(Figure contents as structured data)
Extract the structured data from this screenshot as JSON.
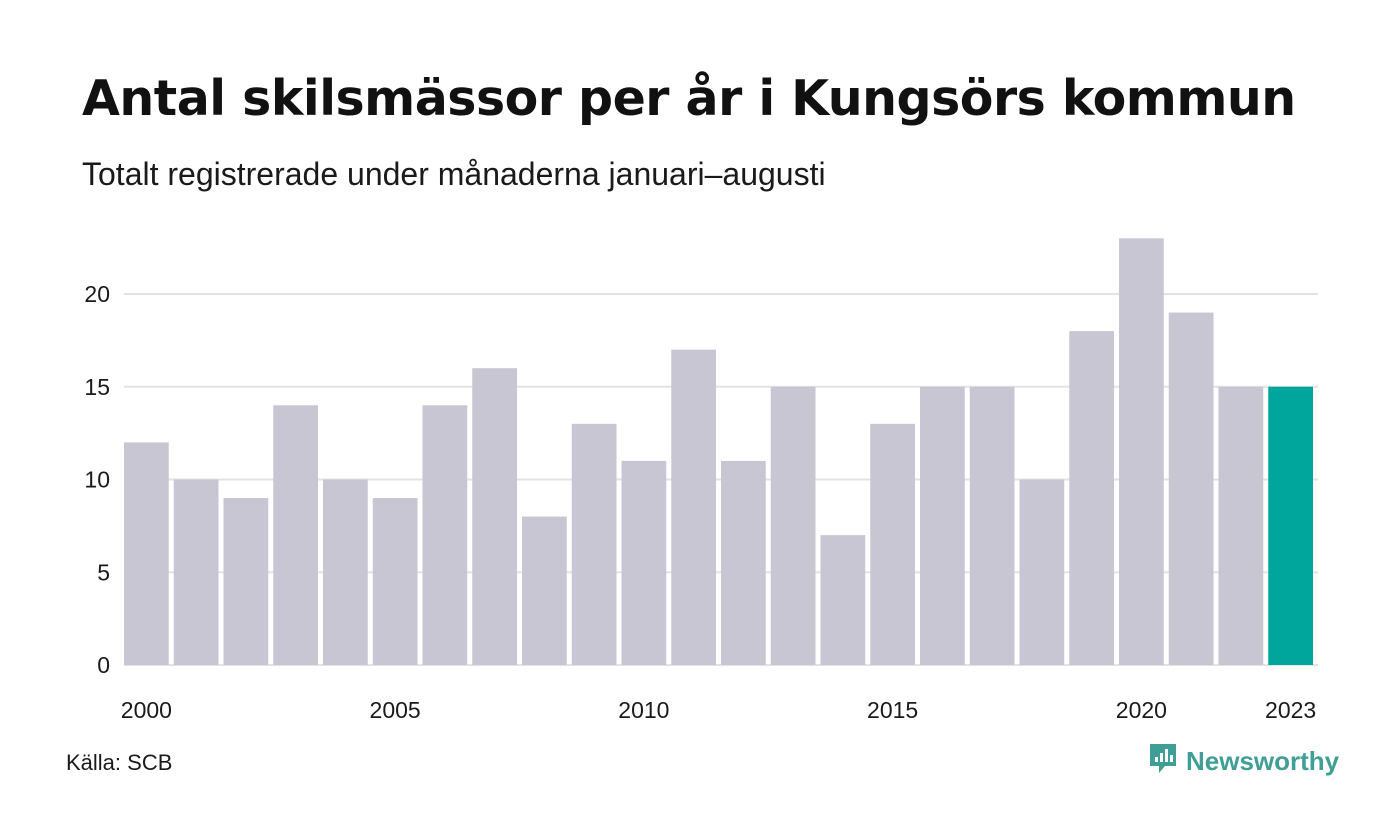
{
  "header": {
    "title": "Antal skilsmässor per år i Kungsörs kommun",
    "subtitle": "Totalt registrerade under månaderna januari–augusti"
  },
  "footer": {
    "source": "Källa: SCB",
    "brand": "Newsworthy",
    "brand_icon": "newsworthy-logo-icon"
  },
  "colors": {
    "bar": "#c8c6d2",
    "highlight": "#00a59b",
    "grid": "#e3e3e3",
    "text": "#1a1a1a",
    "brand": "#3f9f96"
  },
  "chart_data": {
    "type": "bar",
    "title": "Antal skilsmässor per år i Kungsörs kommun",
    "subtitle": "Totalt registrerade under månaderna januari–augusti",
    "categories": [
      "2000",
      "2001",
      "2002",
      "2003",
      "2004",
      "2005",
      "2006",
      "2007",
      "2008",
      "2009",
      "2010",
      "2011",
      "2012",
      "2013",
      "2014",
      "2015",
      "2016",
      "2017",
      "2018",
      "2019",
      "2020",
      "2021",
      "2022",
      "2023"
    ],
    "values": [
      12,
      10,
      9,
      14,
      10,
      9,
      14,
      16,
      8,
      13,
      11,
      17,
      11,
      15,
      7,
      13,
      15,
      15,
      10,
      18,
      23,
      19,
      15,
      15
    ],
    "highlight": "2023",
    "x_tick_labels": [
      "2000",
      "2005",
      "2010",
      "2015",
      "2020",
      "2023"
    ],
    "y_ticks": [
      0,
      5,
      10,
      15,
      20
    ],
    "ylim": [
      0,
      23
    ],
    "xlabel": "",
    "ylabel": "",
    "grid": true,
    "legend": "none"
  }
}
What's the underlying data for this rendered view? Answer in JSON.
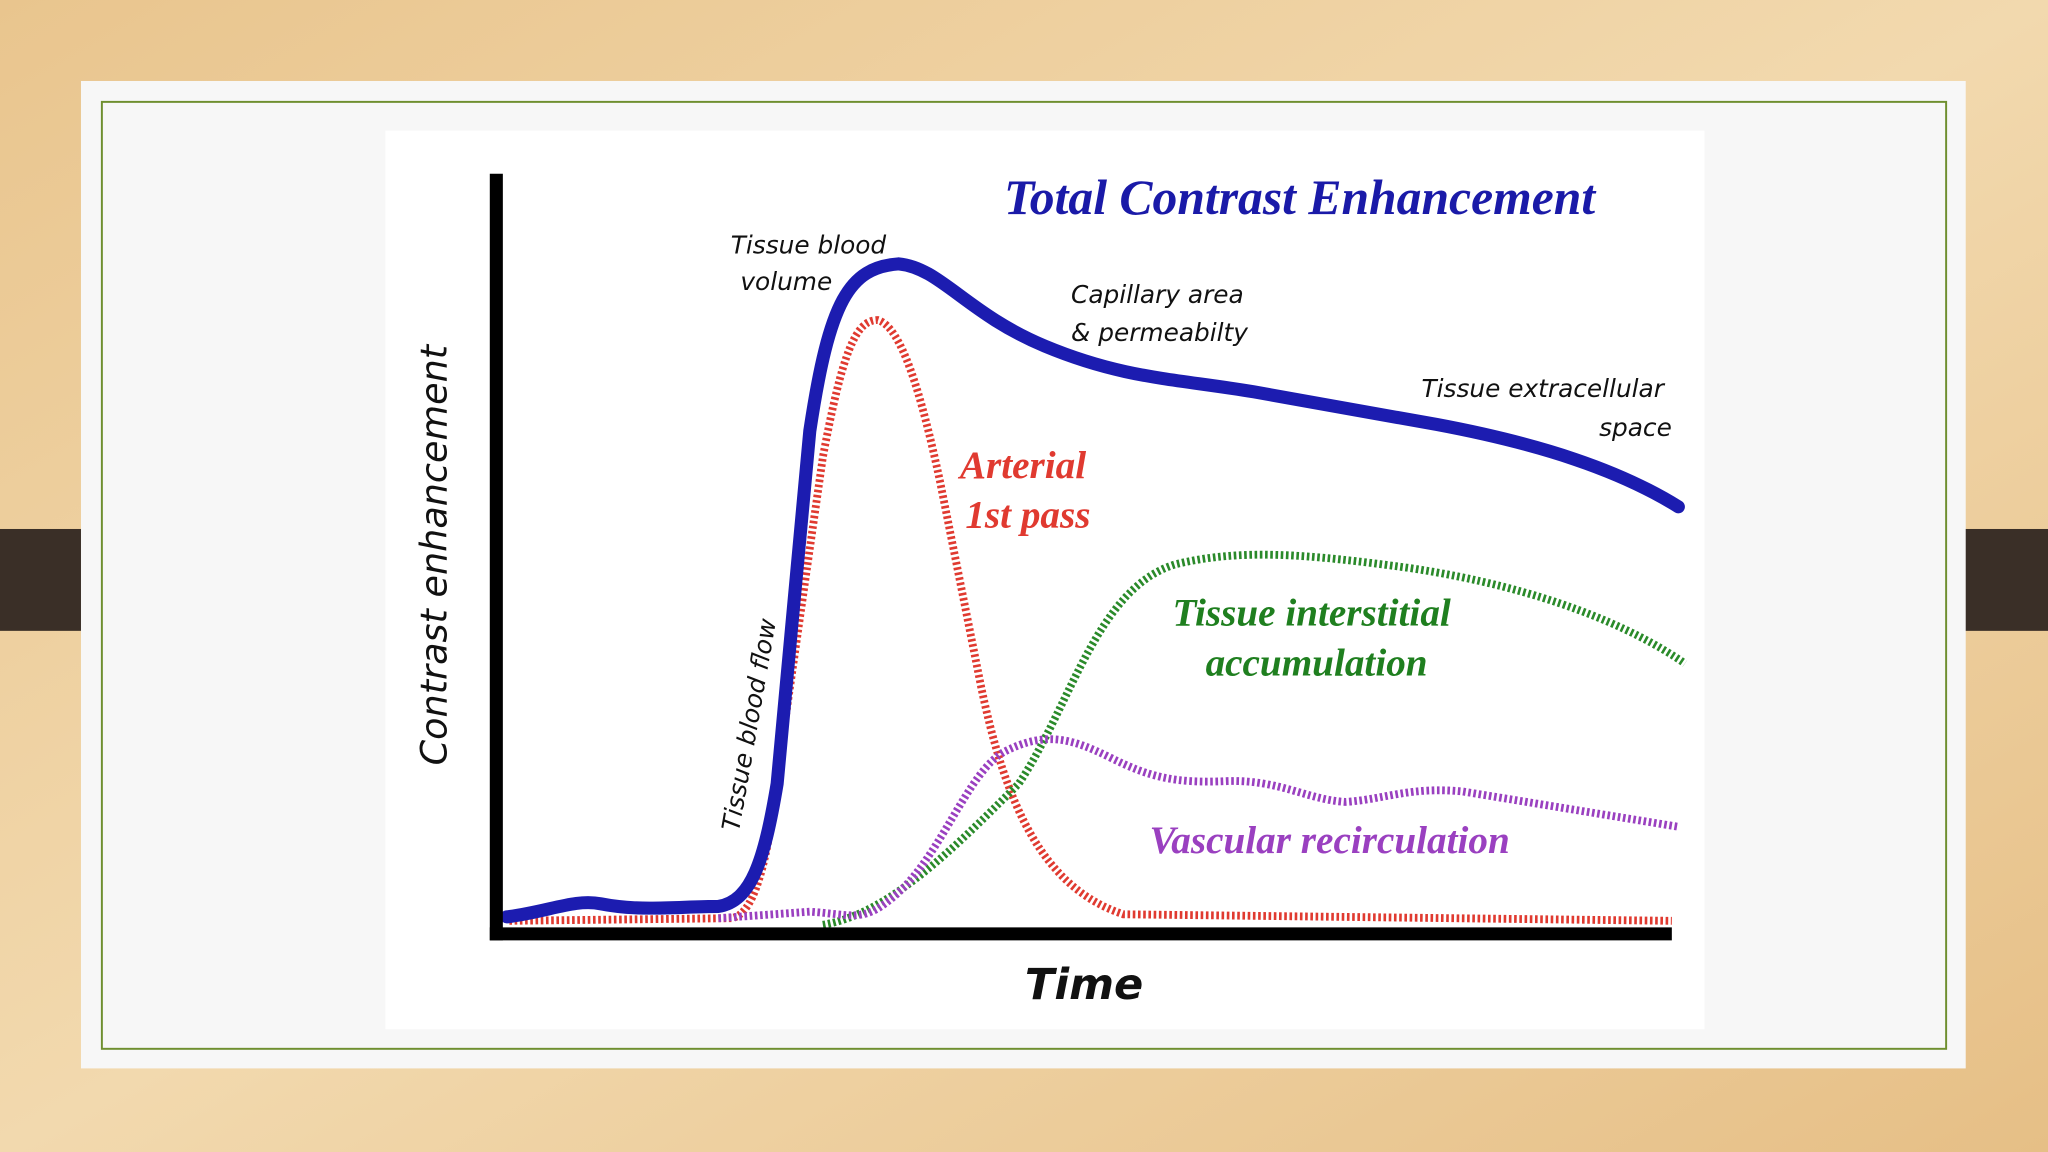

» **WHAT IS BEING ASKED**
Scan the records for the string "månaderna". Copy each line in which it appears.

» **SOLUTION TO THIS PROBLEM**
    "subtitle": "Totalt registrerade under månaderna januari–augusti"
    "subtitle": "Totalt registrerade under månaderna januari–augusti",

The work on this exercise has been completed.